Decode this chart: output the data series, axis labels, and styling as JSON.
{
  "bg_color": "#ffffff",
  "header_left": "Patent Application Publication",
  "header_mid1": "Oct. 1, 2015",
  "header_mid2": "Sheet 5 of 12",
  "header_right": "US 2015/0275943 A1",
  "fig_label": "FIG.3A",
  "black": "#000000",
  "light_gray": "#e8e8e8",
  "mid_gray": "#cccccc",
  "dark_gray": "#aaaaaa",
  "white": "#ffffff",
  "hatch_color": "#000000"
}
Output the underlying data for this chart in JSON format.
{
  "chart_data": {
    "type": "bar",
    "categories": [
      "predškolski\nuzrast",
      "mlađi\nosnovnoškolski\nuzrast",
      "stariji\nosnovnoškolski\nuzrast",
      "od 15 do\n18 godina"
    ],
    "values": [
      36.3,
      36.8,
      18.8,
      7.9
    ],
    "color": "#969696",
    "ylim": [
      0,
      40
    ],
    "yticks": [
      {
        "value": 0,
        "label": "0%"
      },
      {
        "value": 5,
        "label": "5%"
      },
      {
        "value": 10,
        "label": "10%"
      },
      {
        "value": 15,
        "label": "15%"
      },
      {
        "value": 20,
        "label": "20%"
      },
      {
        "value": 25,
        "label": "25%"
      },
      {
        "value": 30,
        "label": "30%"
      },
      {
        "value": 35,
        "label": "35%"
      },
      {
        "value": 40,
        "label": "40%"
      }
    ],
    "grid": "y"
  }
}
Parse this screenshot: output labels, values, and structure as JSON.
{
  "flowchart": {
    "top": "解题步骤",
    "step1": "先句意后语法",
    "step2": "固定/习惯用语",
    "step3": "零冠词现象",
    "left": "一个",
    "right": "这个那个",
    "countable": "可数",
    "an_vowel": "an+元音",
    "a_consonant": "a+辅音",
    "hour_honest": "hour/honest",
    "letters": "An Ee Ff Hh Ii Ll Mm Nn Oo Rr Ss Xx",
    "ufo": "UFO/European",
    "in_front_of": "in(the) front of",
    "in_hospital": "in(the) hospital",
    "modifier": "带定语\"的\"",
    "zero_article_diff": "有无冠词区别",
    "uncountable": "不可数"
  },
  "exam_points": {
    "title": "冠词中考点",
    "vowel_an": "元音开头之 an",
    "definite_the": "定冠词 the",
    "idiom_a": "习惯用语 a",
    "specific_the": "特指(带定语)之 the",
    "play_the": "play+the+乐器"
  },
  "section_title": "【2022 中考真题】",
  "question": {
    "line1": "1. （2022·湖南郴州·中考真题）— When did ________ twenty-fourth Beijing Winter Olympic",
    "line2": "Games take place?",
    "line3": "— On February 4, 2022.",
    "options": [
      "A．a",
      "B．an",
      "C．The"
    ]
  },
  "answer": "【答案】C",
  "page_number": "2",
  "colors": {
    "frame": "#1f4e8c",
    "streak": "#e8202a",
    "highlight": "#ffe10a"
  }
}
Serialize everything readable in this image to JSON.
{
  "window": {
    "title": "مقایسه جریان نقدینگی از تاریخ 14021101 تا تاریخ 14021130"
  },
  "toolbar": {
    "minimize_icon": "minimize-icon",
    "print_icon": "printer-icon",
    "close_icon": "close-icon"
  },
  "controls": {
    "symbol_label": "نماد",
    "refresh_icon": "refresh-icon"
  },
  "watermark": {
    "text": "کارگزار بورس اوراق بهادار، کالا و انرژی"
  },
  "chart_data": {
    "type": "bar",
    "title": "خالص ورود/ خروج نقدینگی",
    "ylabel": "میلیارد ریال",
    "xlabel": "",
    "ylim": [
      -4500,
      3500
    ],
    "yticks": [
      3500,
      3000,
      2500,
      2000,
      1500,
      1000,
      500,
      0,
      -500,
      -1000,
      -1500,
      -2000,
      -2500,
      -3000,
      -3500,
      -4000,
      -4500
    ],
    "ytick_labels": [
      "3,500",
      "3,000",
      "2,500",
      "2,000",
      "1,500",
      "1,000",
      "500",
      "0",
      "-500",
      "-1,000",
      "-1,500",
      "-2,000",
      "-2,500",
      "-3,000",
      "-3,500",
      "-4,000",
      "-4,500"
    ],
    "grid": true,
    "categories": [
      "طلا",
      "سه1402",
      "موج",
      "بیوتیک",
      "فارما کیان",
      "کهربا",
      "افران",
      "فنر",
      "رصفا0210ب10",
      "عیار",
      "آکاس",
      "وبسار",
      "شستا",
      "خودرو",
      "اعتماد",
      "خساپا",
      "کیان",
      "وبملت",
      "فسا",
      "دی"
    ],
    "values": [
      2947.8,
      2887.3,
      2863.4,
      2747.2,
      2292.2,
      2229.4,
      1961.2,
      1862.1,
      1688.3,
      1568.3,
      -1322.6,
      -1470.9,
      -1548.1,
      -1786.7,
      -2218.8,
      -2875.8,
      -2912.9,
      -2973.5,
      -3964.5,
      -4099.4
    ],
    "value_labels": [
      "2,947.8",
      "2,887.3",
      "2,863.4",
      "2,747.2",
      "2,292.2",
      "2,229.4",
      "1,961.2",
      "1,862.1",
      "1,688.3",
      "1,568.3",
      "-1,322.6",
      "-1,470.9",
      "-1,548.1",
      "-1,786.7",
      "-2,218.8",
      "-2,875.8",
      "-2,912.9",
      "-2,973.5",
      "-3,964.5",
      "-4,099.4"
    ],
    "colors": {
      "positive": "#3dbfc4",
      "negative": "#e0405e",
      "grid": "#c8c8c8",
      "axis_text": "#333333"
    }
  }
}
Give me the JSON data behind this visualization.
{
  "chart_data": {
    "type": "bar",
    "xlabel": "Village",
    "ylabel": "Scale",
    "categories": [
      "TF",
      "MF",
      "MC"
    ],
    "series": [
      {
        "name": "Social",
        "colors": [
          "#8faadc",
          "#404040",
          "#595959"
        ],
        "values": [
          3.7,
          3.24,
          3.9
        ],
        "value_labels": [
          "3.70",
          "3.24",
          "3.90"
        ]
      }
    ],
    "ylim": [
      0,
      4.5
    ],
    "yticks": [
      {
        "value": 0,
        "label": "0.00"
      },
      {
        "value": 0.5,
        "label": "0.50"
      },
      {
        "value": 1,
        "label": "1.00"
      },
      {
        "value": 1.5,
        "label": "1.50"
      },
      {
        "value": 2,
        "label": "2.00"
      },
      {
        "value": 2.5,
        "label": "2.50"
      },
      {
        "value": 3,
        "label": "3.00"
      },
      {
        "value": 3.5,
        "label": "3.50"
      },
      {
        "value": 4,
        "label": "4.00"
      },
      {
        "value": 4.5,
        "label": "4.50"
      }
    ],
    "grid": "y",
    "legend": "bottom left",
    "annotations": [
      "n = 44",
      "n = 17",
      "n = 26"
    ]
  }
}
▬▬▬▬▬▬
▶ PROBLEM REQUIREMENTS
Restate each record exactly as written.

▶ THE SOLUTION
Decode this chart: output the data series, axis labels, and styling as JSON.
{
  "bg_color": "#ffffff",
  "header_left": "Patent Application Publication",
  "header_mid1": "Oct. 1, 2015",
  "header_mid2": "Sheet 5 of 12",
  "header_right": "US 2015/0275943 A1",
  "fig_label": "FIG.3A",
  "black": "#000000",
  "light_gray": "#e8e8e8",
  "mid_gray": "#cccccc",
  "dark_gray": "#aaaaaa",
  "white": "#ffffff",
  "hatch_color": "#000000"
}
Output the underlying data for this chart in JSON format.
{
  "chart_data": {
    "type": "bar",
    "categories": [
      "predškolski\nuzrast",
      "mlađi\nosnovnoškolski\nuzrast",
      "stariji\nosnovnoškolski\nuzrast",
      "od 15 do\n18 godina"
    ],
    "values": [
      36.3,
      36.8,
      18.8,
      7.9
    ],
    "color": "#969696",
    "ylim": [
      0,
      40
    ],
    "yticks": [
      {
        "value": 0,
        "label": "0%"
      },
      {
        "value": 5,
        "label": "5%"
      },
      {
        "value": 10,
        "label": "10%"
      },
      {
        "value": 15,
        "label": "15%"
      },
      {
        "value": 20,
        "label": "20%"
      },
      {
        "value": 25,
        "label": "25%"
      },
      {
        "value": 30,
        "label": "30%"
      },
      {
        "value": 35,
        "label": "35%"
      },
      {
        "value": 40,
        "label": "40%"
      }
    ],
    "grid": "y"
  }
}
Parse this screenshot: output labels, values, and structure as JSON.
{
  "flowchart": {
    "top": "解题步骤",
    "step1": "先句意后语法",
    "step2": "固定/习惯用语",
    "step3": "零冠词现象",
    "left": "一个",
    "right": "这个那个",
    "countable": "可数",
    "an_vowel": "an+元音",
    "a_consonant": "a+辅音",
    "hour_honest": "hour/honest",
    "letters": "An Ee Ff Hh Ii Ll Mm Nn Oo Rr Ss Xx",
    "ufo": "UFO/European",
    "in_front_of": "in(the) front of",
    "in_hospital": "in(the) hospital",
    "modifier": "带定语\"的\"",
    "zero_article_diff": "有无冠词区别",
    "uncountable": "不可数"
  },
  "exam_points": {
    "title": "冠词中考点",
    "vowel_an": "元音开头之 an",
    "definite_the": "定冠词 the",
    "idiom_a": "习惯用语 a",
    "specific_the": "特指(带定语)之 the",
    "play_the": "play+the+乐器"
  },
  "section_title": "【2022 中考真题】",
  "question": {
    "line1": "1. （2022·湖南郴州·中考真题）— When did ________ twenty-fourth Beijing Winter Olympic",
    "line2": "Games take place?",
    "line3": "— On February 4, 2022.",
    "options": [
      "A．a",
      "B．an",
      "C．The"
    ]
  },
  "answer": "【答案】C",
  "page_number": "2",
  "colors": {
    "frame": "#1f4e8c",
    "streak": "#e8202a",
    "highlight": "#ffe10a"
  }
}
Serialize everything readable in this image to JSON.
{
  "window": {
    "title": "مقایسه جریان نقدینگی از تاریخ 14021101 تا تاریخ 14021130"
  },
  "toolbar": {
    "minimize_icon": "minimize-icon",
    "print_icon": "printer-icon",
    "close_icon": "close-icon"
  },
  "controls": {
    "symbol_label": "نماد",
    "refresh_icon": "refresh-icon"
  },
  "watermark": {
    "text": "کارگزار بورس اوراق بهادار، کالا و انرژی"
  },
  "chart_data": {
    "type": "bar",
    "title": "خالص ورود/ خروج نقدینگی",
    "ylabel": "میلیارد ریال",
    "xlabel": "",
    "ylim": [
      -4500,
      3500
    ],
    "yticks": [
      3500,
      3000,
      2500,
      2000,
      1500,
      1000,
      500,
      0,
      -500,
      -1000,
      -1500,
      -2000,
      -2500,
      -3000,
      -3500,
      -4000,
      -4500
    ],
    "ytick_labels": [
      "3,500",
      "3,000",
      "2,500",
      "2,000",
      "1,500",
      "1,000",
      "500",
      "0",
      "-500",
      "-1,000",
      "-1,500",
      "-2,000",
      "-2,500",
      "-3,000",
      "-3,500",
      "-4,000",
      "-4,500"
    ],
    "grid": true,
    "categories": [
      "طلا",
      "سه1402",
      "موج",
      "بیوتیک",
      "فارما کیان",
      "کهربا",
      "افران",
      "فنر",
      "رصفا0210ب10",
      "عیار",
      "آکاس",
      "وبسار",
      "شستا",
      "خودرو",
      "اعتماد",
      "خساپا",
      "کیان",
      "وبملت",
      "فسا",
      "دی"
    ],
    "values": [
      2947.8,
      2887.3,
      2863.4,
      2747.2,
      2292.2,
      2229.4,
      1961.2,
      1862.1,
      1688.3,
      1568.3,
      -1322.6,
      -1470.9,
      -1548.1,
      -1786.7,
      -2218.8,
      -2875.8,
      -2912.9,
      -2973.5,
      -3964.5,
      -4099.4
    ],
    "value_labels": [
      "2,947.8",
      "2,887.3",
      "2,863.4",
      "2,747.2",
      "2,292.2",
      "2,229.4",
      "1,961.2",
      "1,862.1",
      "1,688.3",
      "1,568.3",
      "-1,322.6",
      "-1,470.9",
      "-1,548.1",
      "-1,786.7",
      "-2,218.8",
      "-2,875.8",
      "-2,912.9",
      "-2,973.5",
      "-3,964.5",
      "-4,099.4"
    ],
    "colors": {
      "positive": "#3dbfc4",
      "negative": "#e0405e",
      "grid": "#c8c8c8",
      "axis_text": "#333333"
    }
  }
}
Give me the JSON data behind this visualization.
{
  "chart_data": {
    "type": "bar",
    "xlabel": "Village",
    "ylabel": "Scale",
    "categories": [
      "TF",
      "MF",
      "MC"
    ],
    "series": [
      {
        "name": "Social",
        "colors": [
          "#8faadc",
          "#404040",
          "#595959"
        ],
        "values": [
          3.7,
          3.24,
          3.9
        ],
        "value_labels": [
          "3.70",
          "3.24",
          "3.90"
        ]
      }
    ],
    "ylim": [
      0,
      4.5
    ],
    "yticks": [
      {
        "value": 0,
        "label": "0.00"
      },
      {
        "value": 0.5,
        "label": "0.50"
      },
      {
        "value": 1,
        "label": "1.00"
      },
      {
        "value": 1.5,
        "label": "1.50"
      },
      {
        "value": 2,
        "label": "2.00"
      },
      {
        "value": 2.5,
        "label": "2.50"
      },
      {
        "value": 3,
        "label": "3.00"
      },
      {
        "value": 3.5,
        "label": "3.50"
      },
      {
        "value": 4,
        "label": "4.00"
      },
      {
        "value": 4.5,
        "label": "4.50"
      }
    ],
    "grid": "y",
    "legend": "bottom left",
    "annotations": [
      "n = 44",
      "n = 17",
      "n = 26"
    ]
  }
}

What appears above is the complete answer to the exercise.